Set task — Retype the records below exactly as they appear, but leave out any pictures.

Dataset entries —
[BEGIN]

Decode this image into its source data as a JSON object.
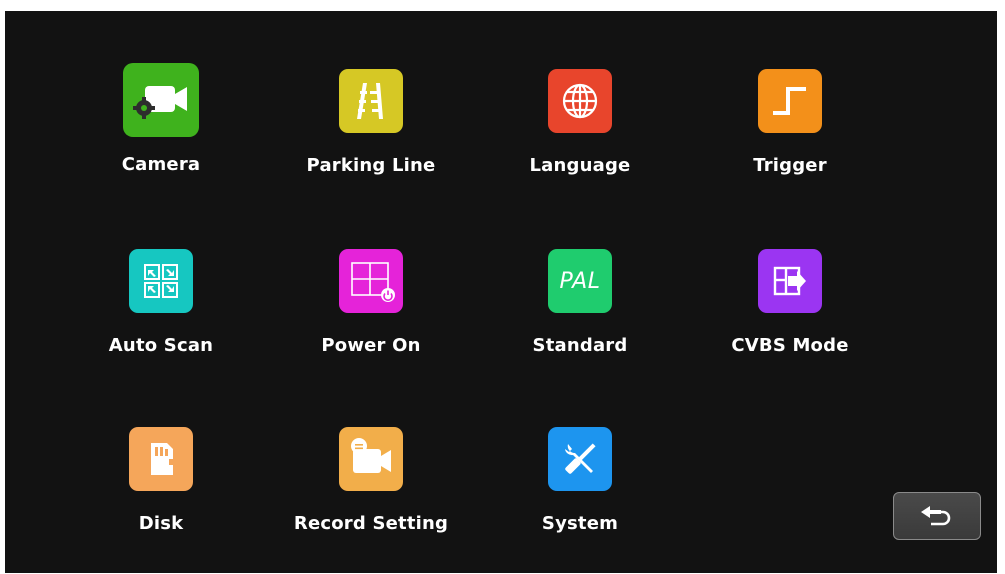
{
  "menu": {
    "items": [
      {
        "id": "camera",
        "label": "Camera",
        "icon": "camera-settings-icon",
        "color": "#3fb21d"
      },
      {
        "id": "parking-line",
        "label": "Parking Line",
        "icon": "parking-line-icon",
        "color": "#d6c825"
      },
      {
        "id": "language",
        "label": "Language",
        "icon": "globe-icon",
        "color": "#e8452c"
      },
      {
        "id": "trigger",
        "label": "Trigger",
        "icon": "trigger-step-icon",
        "color": "#f3901a"
      },
      {
        "id": "auto-scan",
        "label": "Auto Scan",
        "icon": "auto-scan-icon",
        "color": "#16c7c1"
      },
      {
        "id": "power-on",
        "label": "Power On",
        "icon": "power-on-icon",
        "color": "#e523d9"
      },
      {
        "id": "standard",
        "label": "Standard",
        "icon": "pal-icon",
        "color": "#1fcc6e",
        "icon_text": "PAL"
      },
      {
        "id": "cvbs-mode",
        "label": "CVBS Mode",
        "icon": "cvbs-mode-icon",
        "color": "#9b35f2"
      },
      {
        "id": "disk",
        "label": "Disk",
        "icon": "sd-card-icon",
        "color": "#f5a65a"
      },
      {
        "id": "record-setting",
        "label": "Record Setting",
        "icon": "record-camera-icon",
        "color": "#f2ae4a"
      },
      {
        "id": "system",
        "label": "System",
        "icon": "tools-icon",
        "color": "#1d95ef"
      }
    ]
  },
  "back_button": {
    "icon": "back-arrow-icon"
  }
}
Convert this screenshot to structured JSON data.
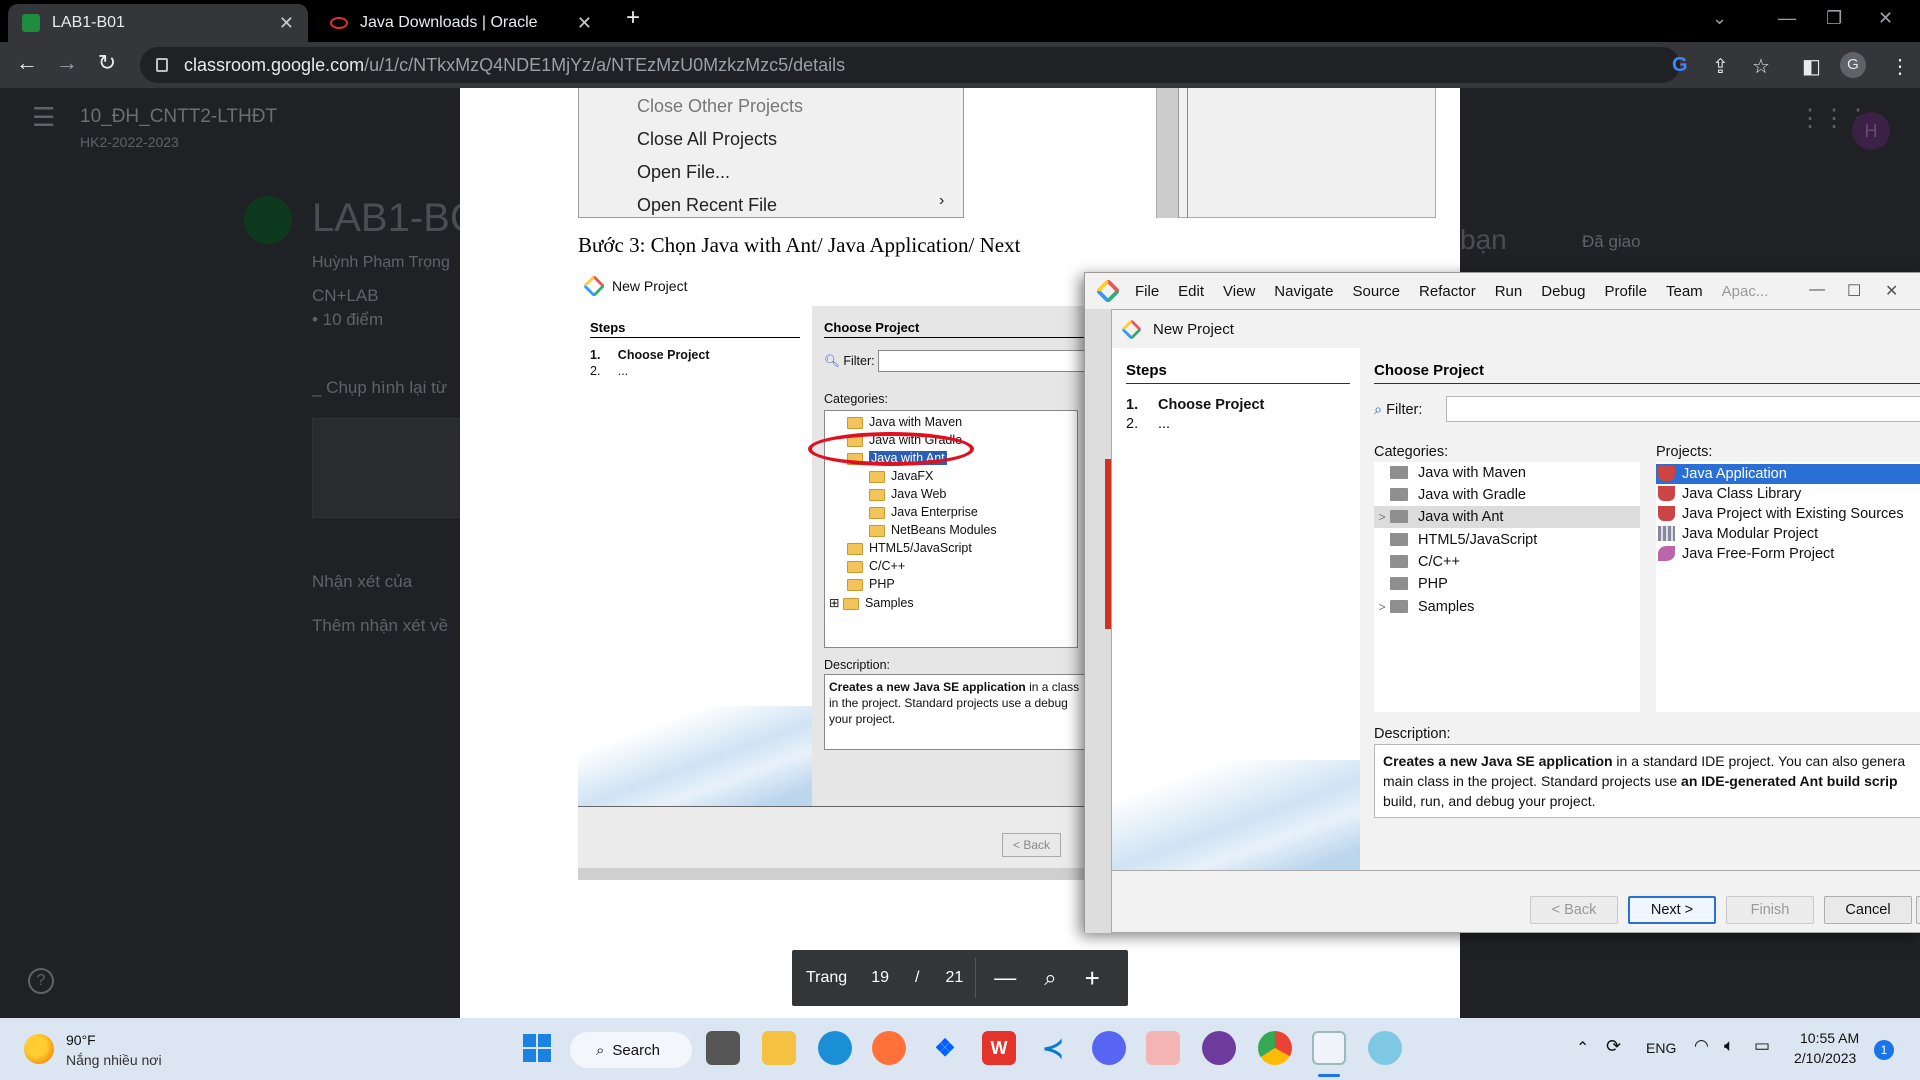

[END]

Result of the task —
Decode this image into its source data as a JSON object.
{
  "menu": {
    "items": [
      {
        "id": "camera",
        "label": "Camera",
        "icon": "camera-settings-icon",
        "color": "#3fb21d"
      },
      {
        "id": "parking-line",
        "label": "Parking Line",
        "icon": "parking-line-icon",
        "color": "#d6c825"
      },
      {
        "id": "language",
        "label": "Language",
        "icon": "globe-icon",
        "color": "#e8452c"
      },
      {
        "id": "trigger",
        "label": "Trigger",
        "icon": "trigger-step-icon",
        "color": "#f3901a"
      },
      {
        "id": "auto-scan",
        "label": "Auto Scan",
        "icon": "auto-scan-icon",
        "color": "#16c7c1"
      },
      {
        "id": "power-on",
        "label": "Power On",
        "icon": "power-on-icon",
        "color": "#e523d9"
      },
      {
        "id": "standard",
        "label": "Standard",
        "icon": "pal-icon",
        "color": "#1fcc6e",
        "icon_text": "PAL"
      },
      {
        "id": "cvbs-mode",
        "label": "CVBS Mode",
        "icon": "cvbs-mode-icon",
        "color": "#9b35f2"
      },
      {
        "id": "disk",
        "label": "Disk",
        "icon": "sd-card-icon",
        "color": "#f5a65a"
      },
      {
        "id": "record-setting",
        "label": "Record Setting",
        "icon": "record-camera-icon",
        "color": "#f2ae4a"
      },
      {
        "id": "system",
        "label": "System",
        "icon": "tools-icon",
        "color": "#1d95ef"
      }
    ]
  },
  "back_button": {
    "icon": "back-arrow-icon"
  }
}
Convert this screenshot to structured JSON data.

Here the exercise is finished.